— Request —
Report how many lines hold the string "type". Give the number and nothing else.

— Information provided —
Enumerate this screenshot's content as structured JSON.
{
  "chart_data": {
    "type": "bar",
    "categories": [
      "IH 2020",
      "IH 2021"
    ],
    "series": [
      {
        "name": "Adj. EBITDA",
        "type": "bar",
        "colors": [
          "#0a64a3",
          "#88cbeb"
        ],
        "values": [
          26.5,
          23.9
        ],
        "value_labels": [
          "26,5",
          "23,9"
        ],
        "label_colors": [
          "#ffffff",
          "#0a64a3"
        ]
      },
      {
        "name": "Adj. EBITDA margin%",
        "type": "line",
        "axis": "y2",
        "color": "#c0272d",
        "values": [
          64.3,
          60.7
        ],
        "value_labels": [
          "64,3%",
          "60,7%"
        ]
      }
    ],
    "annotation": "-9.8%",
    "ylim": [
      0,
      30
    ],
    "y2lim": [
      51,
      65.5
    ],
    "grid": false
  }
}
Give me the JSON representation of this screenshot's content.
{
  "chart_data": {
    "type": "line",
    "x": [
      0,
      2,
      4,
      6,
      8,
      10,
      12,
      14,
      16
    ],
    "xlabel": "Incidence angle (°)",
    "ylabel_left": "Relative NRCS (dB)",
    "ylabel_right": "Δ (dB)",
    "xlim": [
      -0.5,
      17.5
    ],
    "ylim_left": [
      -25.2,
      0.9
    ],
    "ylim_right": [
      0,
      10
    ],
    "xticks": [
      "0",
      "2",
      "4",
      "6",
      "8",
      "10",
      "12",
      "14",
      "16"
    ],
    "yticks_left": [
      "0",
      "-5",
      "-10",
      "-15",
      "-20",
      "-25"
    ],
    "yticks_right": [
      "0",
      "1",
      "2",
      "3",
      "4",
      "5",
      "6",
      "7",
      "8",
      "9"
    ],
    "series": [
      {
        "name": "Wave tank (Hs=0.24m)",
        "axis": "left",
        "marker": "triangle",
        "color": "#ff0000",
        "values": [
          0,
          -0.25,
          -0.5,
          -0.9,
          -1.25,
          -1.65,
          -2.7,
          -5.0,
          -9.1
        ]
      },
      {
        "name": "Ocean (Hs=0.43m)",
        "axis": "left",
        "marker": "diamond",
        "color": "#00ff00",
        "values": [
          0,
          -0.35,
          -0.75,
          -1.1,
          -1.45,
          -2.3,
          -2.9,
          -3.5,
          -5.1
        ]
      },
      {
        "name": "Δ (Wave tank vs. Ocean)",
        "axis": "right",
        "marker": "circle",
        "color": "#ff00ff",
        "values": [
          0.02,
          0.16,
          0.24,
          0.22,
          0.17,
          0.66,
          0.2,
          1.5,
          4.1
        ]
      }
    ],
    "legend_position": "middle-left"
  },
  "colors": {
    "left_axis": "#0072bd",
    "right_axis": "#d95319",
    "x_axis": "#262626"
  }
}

— Exercise response —
4